**Set exercise:** Exclude pictures. Extract exactly the lines from the one that contains "Enumerate this screenshot's" down to the one that contains "Give me the", both included.

**Dataset records:**
+++

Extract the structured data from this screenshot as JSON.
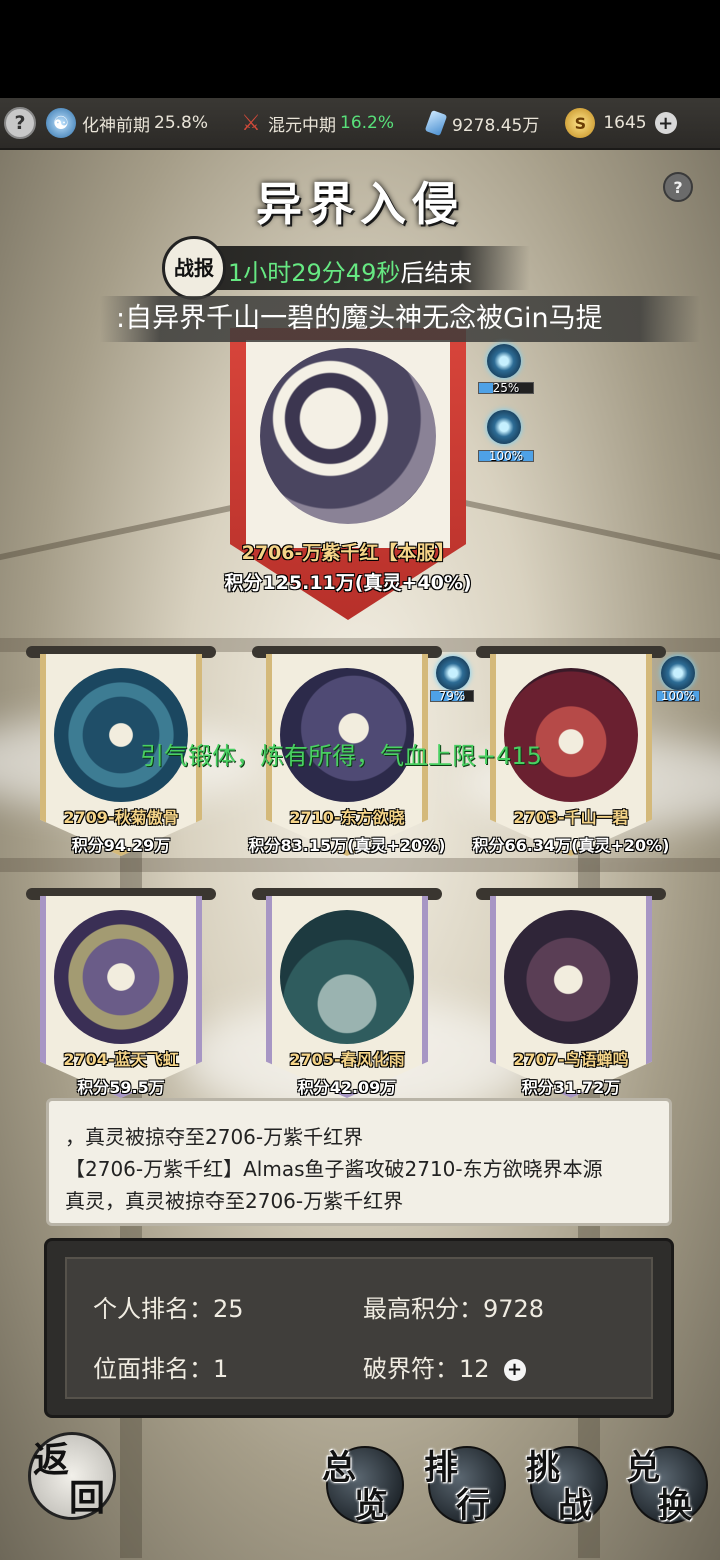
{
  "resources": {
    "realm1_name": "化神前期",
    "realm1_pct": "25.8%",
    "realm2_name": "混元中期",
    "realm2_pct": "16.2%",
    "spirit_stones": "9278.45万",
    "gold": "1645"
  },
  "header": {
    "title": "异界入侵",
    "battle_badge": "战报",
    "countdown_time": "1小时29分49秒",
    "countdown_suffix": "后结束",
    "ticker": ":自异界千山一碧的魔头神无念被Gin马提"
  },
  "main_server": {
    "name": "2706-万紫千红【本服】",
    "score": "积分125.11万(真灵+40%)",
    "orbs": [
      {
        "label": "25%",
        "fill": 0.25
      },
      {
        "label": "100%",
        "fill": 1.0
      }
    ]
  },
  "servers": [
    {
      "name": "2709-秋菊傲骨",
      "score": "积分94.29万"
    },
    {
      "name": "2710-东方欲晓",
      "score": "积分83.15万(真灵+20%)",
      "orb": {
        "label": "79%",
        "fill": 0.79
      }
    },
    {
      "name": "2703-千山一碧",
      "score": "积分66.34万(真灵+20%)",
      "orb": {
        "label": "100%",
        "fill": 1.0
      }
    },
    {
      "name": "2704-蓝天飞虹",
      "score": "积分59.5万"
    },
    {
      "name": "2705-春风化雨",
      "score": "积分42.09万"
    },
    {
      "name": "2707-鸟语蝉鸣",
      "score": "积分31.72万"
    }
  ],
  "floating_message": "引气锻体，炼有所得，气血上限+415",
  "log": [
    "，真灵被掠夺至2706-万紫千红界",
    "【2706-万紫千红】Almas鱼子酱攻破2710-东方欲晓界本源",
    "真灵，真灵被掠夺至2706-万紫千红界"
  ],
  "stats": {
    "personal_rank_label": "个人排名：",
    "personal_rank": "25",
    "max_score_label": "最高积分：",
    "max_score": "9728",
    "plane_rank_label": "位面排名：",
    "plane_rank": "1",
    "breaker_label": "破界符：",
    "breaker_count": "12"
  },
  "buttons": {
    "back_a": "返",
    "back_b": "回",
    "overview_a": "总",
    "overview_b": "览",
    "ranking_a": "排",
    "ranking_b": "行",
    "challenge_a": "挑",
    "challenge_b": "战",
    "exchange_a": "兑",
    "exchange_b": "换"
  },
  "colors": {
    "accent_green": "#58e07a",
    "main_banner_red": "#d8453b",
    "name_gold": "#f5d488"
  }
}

+++

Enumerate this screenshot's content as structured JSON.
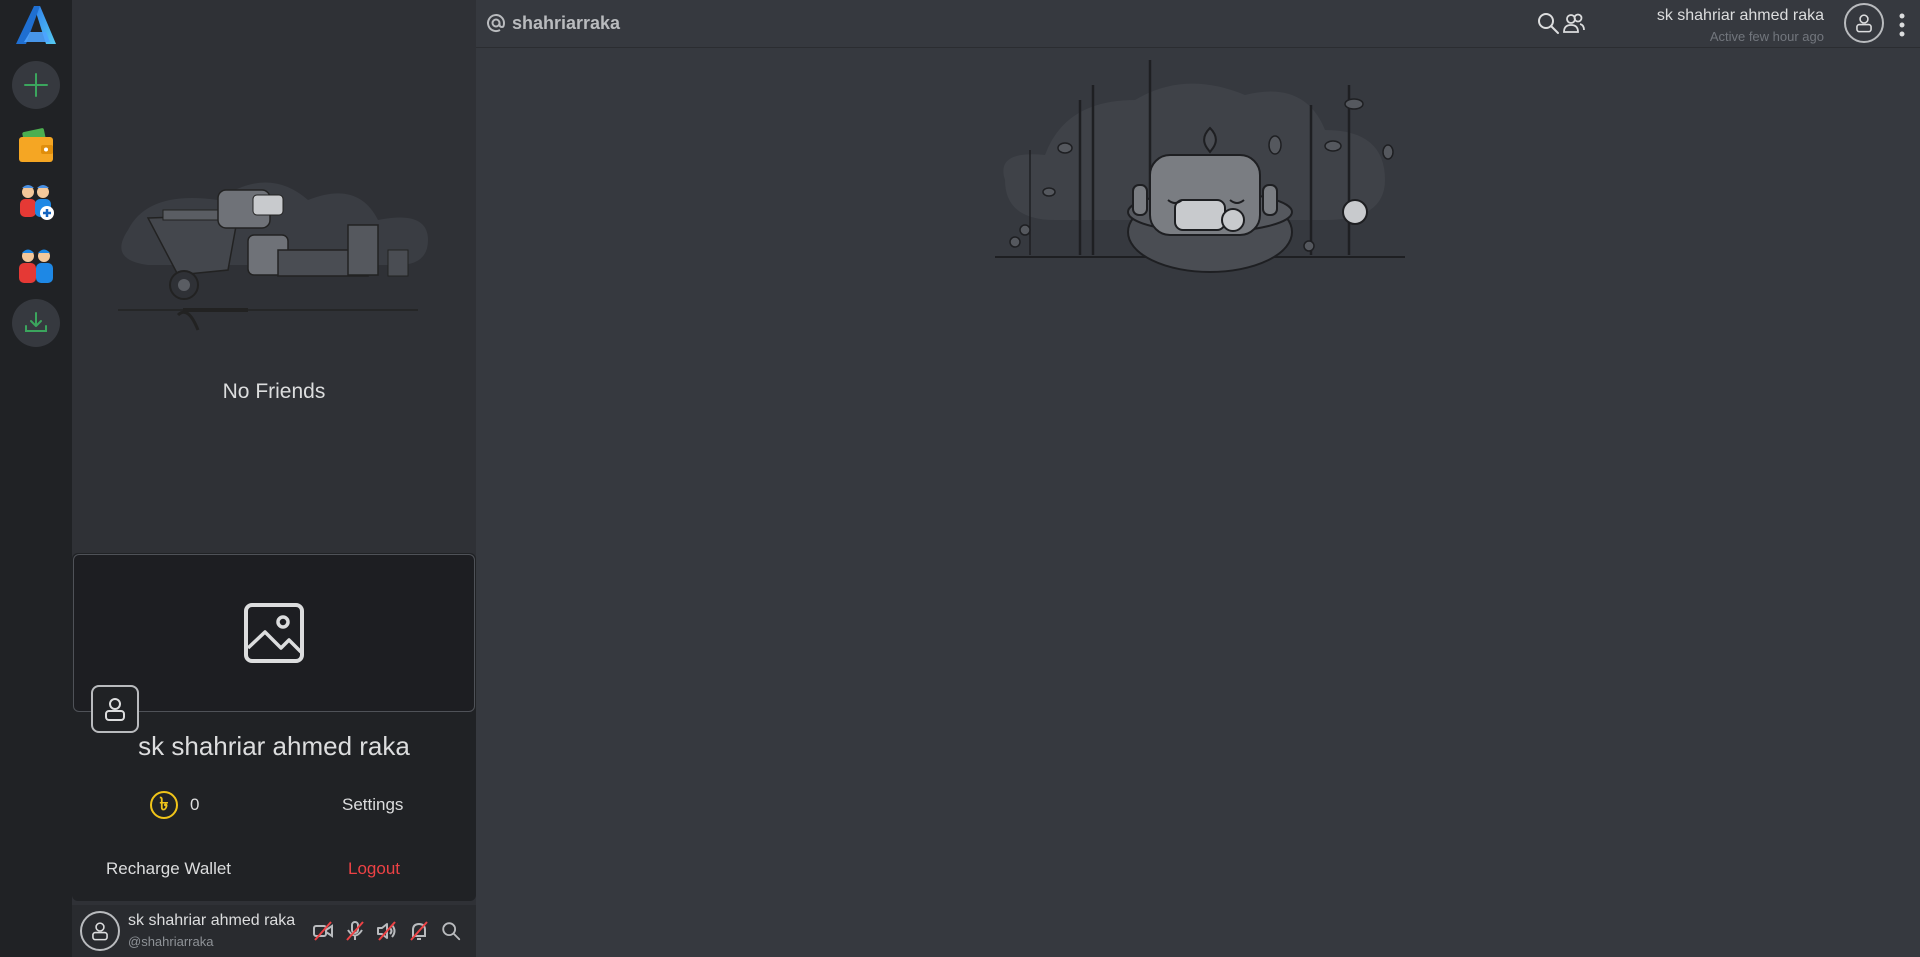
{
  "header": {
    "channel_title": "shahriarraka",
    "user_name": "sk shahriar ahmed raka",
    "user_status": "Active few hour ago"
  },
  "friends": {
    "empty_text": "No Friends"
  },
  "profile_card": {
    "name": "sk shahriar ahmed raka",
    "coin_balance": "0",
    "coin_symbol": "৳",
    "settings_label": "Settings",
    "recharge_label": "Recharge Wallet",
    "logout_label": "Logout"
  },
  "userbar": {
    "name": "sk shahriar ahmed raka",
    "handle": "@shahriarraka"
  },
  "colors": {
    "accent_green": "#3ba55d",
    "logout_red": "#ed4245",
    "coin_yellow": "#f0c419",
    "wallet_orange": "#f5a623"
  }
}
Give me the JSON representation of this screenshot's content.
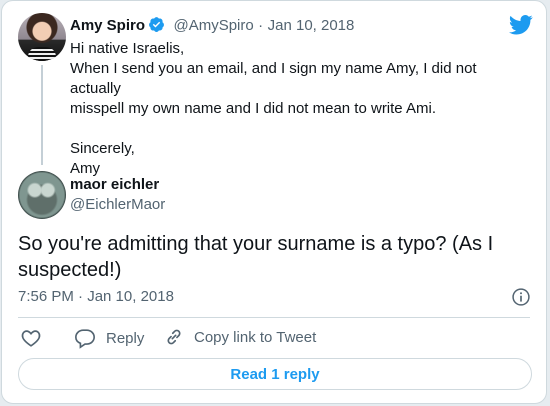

+++

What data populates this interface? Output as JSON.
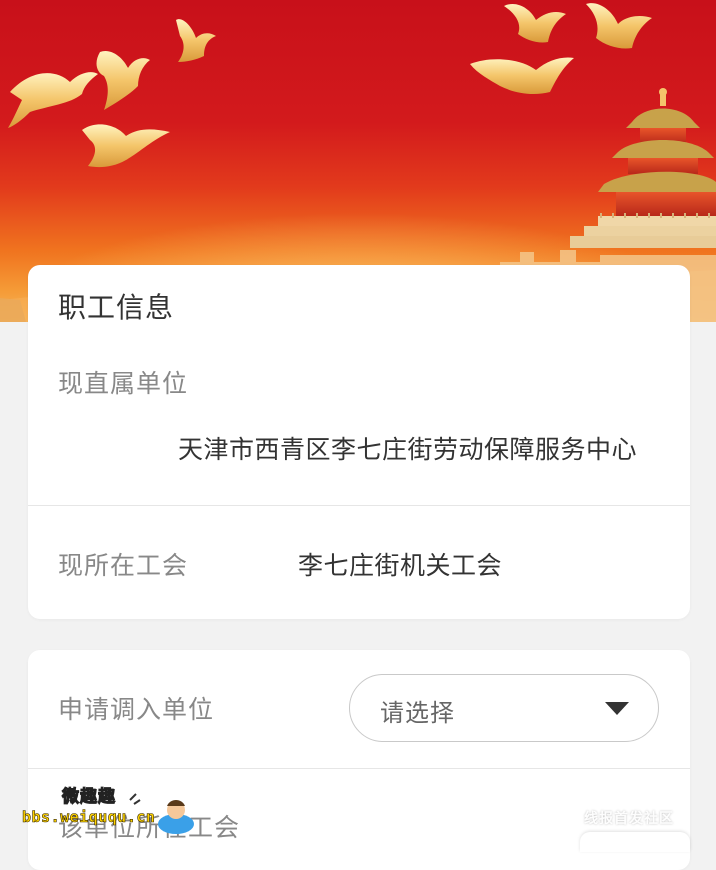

+++

**Written response:**
Enumerate this screenshot's content as structured JSON.
{
  "header": {
    "channel_title": "shahriarraka",
    "user_name": "sk shahriar ahmed raka",
    "user_status": "Active few hour ago"
  },
  "friends": {
    "empty_text": "No Friends"
  },
  "profile_card": {
    "name": "sk shahriar ahmed raka",
    "coin_balance": "0",
    "coin_symbol": "৳",
    "settings_label": "Settings",
    "recharge_label": "Recharge Wallet",
    "logout_label": "Logout"
  },
  "userbar": {
    "name": "sk shahriar ahmed raka",
    "handle": "@shahriarraka"
  },
  "colors": {
    "accent_green": "#3ba55d",
    "logout_red": "#ed4245",
    "coin_yellow": "#f0c419",
    "wallet_orange": "#f5a623"
  }
}
Give me the JSON representation of this screenshot's content.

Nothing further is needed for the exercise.